===== ENTRIES =====
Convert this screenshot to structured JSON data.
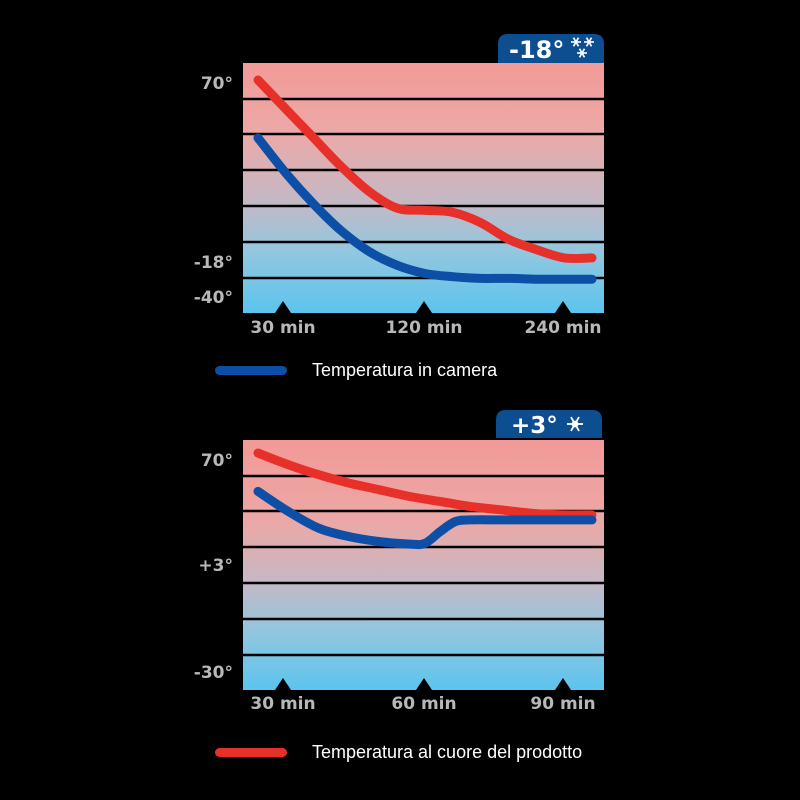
{
  "chart_data": [
    {
      "type": "line",
      "badge": "-18°",
      "badge_icon": "snowflake-cluster-icon",
      "y_tick_labels": [
        "70°",
        "-18°",
        "-40°"
      ],
      "x_tick_labels": [
        "30 min",
        "120 min",
        "240 min"
      ],
      "series": [
        {
          "key": "product",
          "color": "#e8302a",
          "points": [
            [
              0,
              70
            ],
            [
              20,
              56
            ],
            [
              40,
              42
            ],
            [
              60,
              28
            ],
            [
              80,
              16
            ],
            [
              100,
              8
            ],
            [
              120,
              7
            ],
            [
              140,
              6
            ],
            [
              160,
              1
            ],
            [
              180,
              -7
            ],
            [
              200,
              -12
            ],
            [
              220,
              -16
            ],
            [
              240,
              -16
            ]
          ]
        },
        {
          "key": "chamber",
          "color": "#0d4fa6",
          "points": [
            [
              0,
              42
            ],
            [
              20,
              25
            ],
            [
              40,
              10
            ],
            [
              60,
              -3
            ],
            [
              80,
              -13
            ],
            [
              100,
              -20
            ],
            [
              120,
              -25
            ],
            [
              140,
              -27
            ],
            [
              160,
              -28
            ],
            [
              180,
              -28
            ],
            [
              200,
              -28.5
            ],
            [
              220,
              -28.5
            ],
            [
              240,
              -28.5
            ]
          ]
        }
      ]
    },
    {
      "type": "line",
      "badge": "+3°",
      "badge_icon": "snowflake-icon",
      "y_tick_labels": [
        "70°",
        "+3°",
        "-30°"
      ],
      "x_tick_labels": [
        "30 min",
        "60 min",
        "90 min"
      ],
      "series": [
        {
          "key": "product",
          "color": "#e8302a",
          "points": [
            [
              0,
              70
            ],
            [
              8,
              63
            ],
            [
              16,
              57
            ],
            [
              24,
              52
            ],
            [
              32,
              48
            ],
            [
              40,
              44
            ],
            [
              48,
              41
            ],
            [
              56,
              38
            ],
            [
              64,
              36
            ],
            [
              72,
              34
            ],
            [
              80,
              33
            ],
            [
              88,
              33
            ]
          ]
        },
        {
          "key": "chamber",
          "color": "#0d4fa6",
          "points": [
            [
              0,
              47
            ],
            [
              8,
              35
            ],
            [
              16,
              25
            ],
            [
              24,
              20
            ],
            [
              32,
              17
            ],
            [
              40,
              15.5
            ],
            [
              44,
              16
            ],
            [
              48,
              23
            ],
            [
              52,
              29
            ],
            [
              56,
              30
            ],
            [
              64,
              30
            ],
            [
              72,
              30
            ],
            [
              80,
              30
            ],
            [
              88,
              30
            ]
          ]
        }
      ]
    }
  ],
  "legend": {
    "chamber_label": "Temperatura in camera",
    "product_label": "Temperatura al cuore del prodotto",
    "chamber_color": "#0d4fa6",
    "product_color": "#e8302a"
  }
}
=====
### GIVEN PROBLEM
Transcribe all of the entries word for word, but skip any pictures they contain.

### ANSWER TO THE EXERCISE
Convert this screenshot to structured JSON data.
{
  "chart_data": [
    {
      "type": "line",
      "badge": "-18°",
      "badge_icon": "snowflake-cluster-icon",
      "y_tick_labels": [
        "70°",
        "-18°",
        "-40°"
      ],
      "x_tick_labels": [
        "30 min",
        "120 min",
        "240 min"
      ],
      "series": [
        {
          "key": "product",
          "color": "#e8302a",
          "points": [
            [
              0,
              70
            ],
            [
              20,
              56
            ],
            [
              40,
              42
            ],
            [
              60,
              28
            ],
            [
              80,
              16
            ],
            [
              100,
              8
            ],
            [
              120,
              7
            ],
            [
              140,
              6
            ],
            [
              160,
              1
            ],
            [
              180,
              -7
            ],
            [
              200,
              -12
            ],
            [
              220,
              -16
            ],
            [
              240,
              -16
            ]
          ]
        },
        {
          "key": "chamber",
          "color": "#0d4fa6",
          "points": [
            [
              0,
              42
            ],
            [
              20,
              25
            ],
            [
              40,
              10
            ],
            [
              60,
              -3
            ],
            [
              80,
              -13
            ],
            [
              100,
              -20
            ],
            [
              120,
              -25
            ],
            [
              140,
              -27
            ],
            [
              160,
              -28
            ],
            [
              180,
              -28
            ],
            [
              200,
              -28.5
            ],
            [
              220,
              -28.5
            ],
            [
              240,
              -28.5
            ]
          ]
        }
      ]
    },
    {
      "type": "line",
      "badge": "+3°",
      "badge_icon": "snowflake-icon",
      "y_tick_labels": [
        "70°",
        "+3°",
        "-30°"
      ],
      "x_tick_labels": [
        "30 min",
        "60 min",
        "90 min"
      ],
      "series": [
        {
          "key": "product",
          "color": "#e8302a",
          "points": [
            [
              0,
              70
            ],
            [
              8,
              63
            ],
            [
              16,
              57
            ],
            [
              24,
              52
            ],
            [
              32,
              48
            ],
            [
              40,
              44
            ],
            [
              48,
              41
            ],
            [
              56,
              38
            ],
            [
              64,
              36
            ],
            [
              72,
              34
            ],
            [
              80,
              33
            ],
            [
              88,
              33
            ]
          ]
        },
        {
          "key": "chamber",
          "color": "#0d4fa6",
          "points": [
            [
              0,
              47
            ],
            [
              8,
              35
            ],
            [
              16,
              25
            ],
            [
              24,
              20
            ],
            [
              32,
              17
            ],
            [
              40,
              15.5
            ],
            [
              44,
              16
            ],
            [
              48,
              23
            ],
            [
              52,
              29
            ],
            [
              56,
              30
            ],
            [
              64,
              30
            ],
            [
              72,
              30
            ],
            [
              80,
              30
            ],
            [
              88,
              30
            ]
          ]
        }
      ]
    }
  ],
  "legend": {
    "chamber_label": "Temperatura in camera",
    "product_label": "Temperatura al cuore del prodotto",
    "chamber_color": "#0d4fa6",
    "product_color": "#e8302a"
  }
}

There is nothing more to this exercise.